[Required work] Only the number is wanted: how many lines of the data contain "website"?

(Stored data)
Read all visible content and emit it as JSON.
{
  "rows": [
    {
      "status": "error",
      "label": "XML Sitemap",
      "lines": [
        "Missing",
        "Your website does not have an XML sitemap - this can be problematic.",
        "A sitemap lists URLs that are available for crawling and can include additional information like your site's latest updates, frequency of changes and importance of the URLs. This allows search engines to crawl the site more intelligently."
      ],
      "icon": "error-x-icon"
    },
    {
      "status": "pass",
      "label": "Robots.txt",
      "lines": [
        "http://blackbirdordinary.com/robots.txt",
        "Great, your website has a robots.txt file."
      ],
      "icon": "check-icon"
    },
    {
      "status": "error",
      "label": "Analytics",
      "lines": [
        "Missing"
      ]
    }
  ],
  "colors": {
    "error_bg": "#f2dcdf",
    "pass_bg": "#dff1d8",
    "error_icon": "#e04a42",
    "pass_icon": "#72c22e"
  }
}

[Written reply] 2